* EXERCISE
From the entries below, work out the number of lines that hold the word "JSON", and give that number alone.

* RECORDED DATA
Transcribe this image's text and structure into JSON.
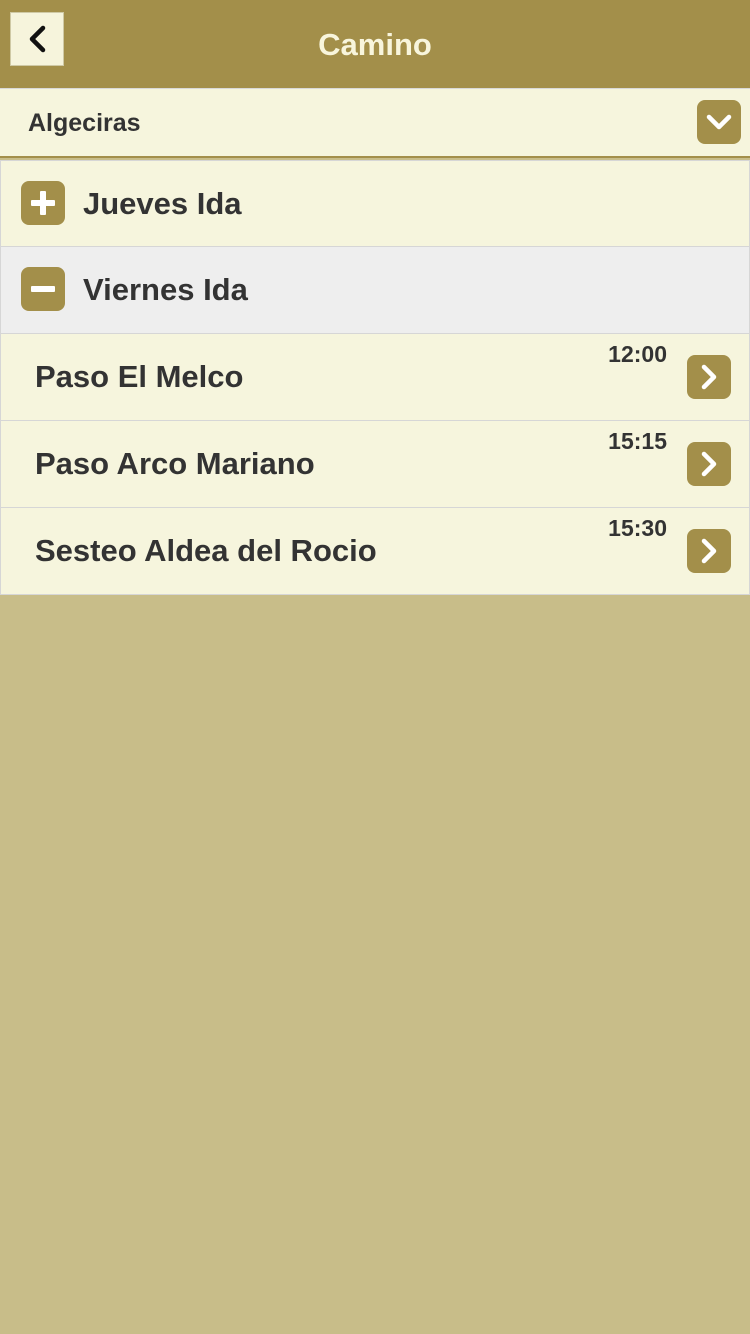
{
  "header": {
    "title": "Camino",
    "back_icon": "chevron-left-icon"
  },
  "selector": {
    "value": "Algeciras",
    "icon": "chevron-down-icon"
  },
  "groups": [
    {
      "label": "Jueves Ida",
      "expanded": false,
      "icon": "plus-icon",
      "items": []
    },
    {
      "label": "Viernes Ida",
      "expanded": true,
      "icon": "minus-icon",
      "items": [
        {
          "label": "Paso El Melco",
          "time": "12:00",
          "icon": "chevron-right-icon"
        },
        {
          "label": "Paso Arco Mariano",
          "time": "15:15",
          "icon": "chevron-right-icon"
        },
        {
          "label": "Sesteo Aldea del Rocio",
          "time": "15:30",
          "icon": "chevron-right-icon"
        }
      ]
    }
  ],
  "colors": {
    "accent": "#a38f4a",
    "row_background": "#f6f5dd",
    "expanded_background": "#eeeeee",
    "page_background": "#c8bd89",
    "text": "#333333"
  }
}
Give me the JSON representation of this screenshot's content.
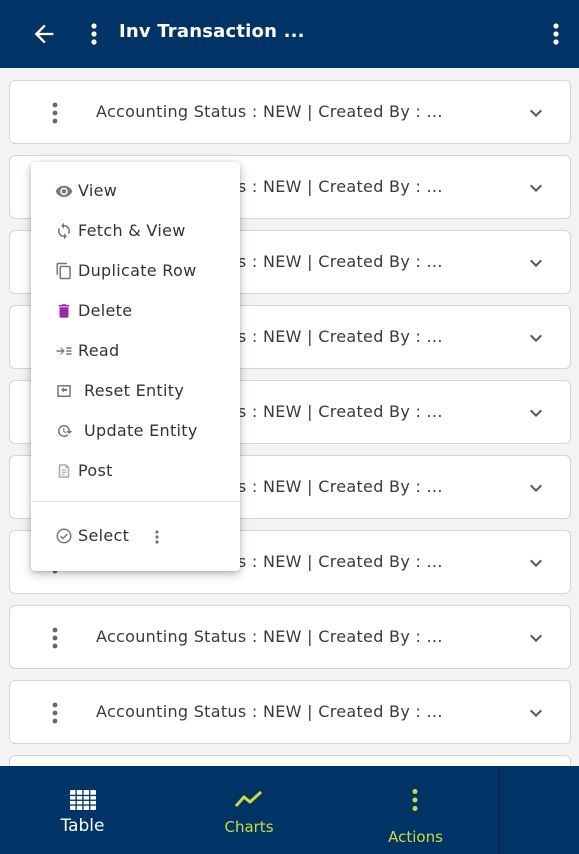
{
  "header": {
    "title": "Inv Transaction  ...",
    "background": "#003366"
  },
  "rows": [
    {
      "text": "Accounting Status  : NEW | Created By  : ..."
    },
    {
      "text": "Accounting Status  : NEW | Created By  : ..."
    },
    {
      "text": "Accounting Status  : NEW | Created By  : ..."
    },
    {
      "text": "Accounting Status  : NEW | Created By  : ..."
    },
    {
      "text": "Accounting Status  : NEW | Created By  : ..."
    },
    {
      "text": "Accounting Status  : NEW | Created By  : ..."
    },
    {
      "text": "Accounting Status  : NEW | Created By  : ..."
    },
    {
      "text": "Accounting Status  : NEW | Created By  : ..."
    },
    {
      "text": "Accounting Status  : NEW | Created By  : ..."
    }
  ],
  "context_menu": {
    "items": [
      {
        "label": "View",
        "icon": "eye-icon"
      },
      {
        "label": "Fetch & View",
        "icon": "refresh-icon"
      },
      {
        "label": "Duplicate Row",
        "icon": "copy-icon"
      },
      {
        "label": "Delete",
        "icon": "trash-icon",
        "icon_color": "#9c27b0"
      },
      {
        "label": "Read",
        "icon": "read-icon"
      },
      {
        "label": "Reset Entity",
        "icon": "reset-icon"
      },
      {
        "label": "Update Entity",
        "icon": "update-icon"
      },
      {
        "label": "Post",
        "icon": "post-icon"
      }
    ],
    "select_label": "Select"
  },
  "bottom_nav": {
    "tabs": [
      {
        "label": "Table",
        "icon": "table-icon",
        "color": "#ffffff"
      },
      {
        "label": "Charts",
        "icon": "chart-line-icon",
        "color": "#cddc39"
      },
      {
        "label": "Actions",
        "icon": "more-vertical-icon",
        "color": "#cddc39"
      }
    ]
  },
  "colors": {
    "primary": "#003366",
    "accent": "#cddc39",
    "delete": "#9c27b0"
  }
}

* SOLUTION TO THIS EXERCISE
2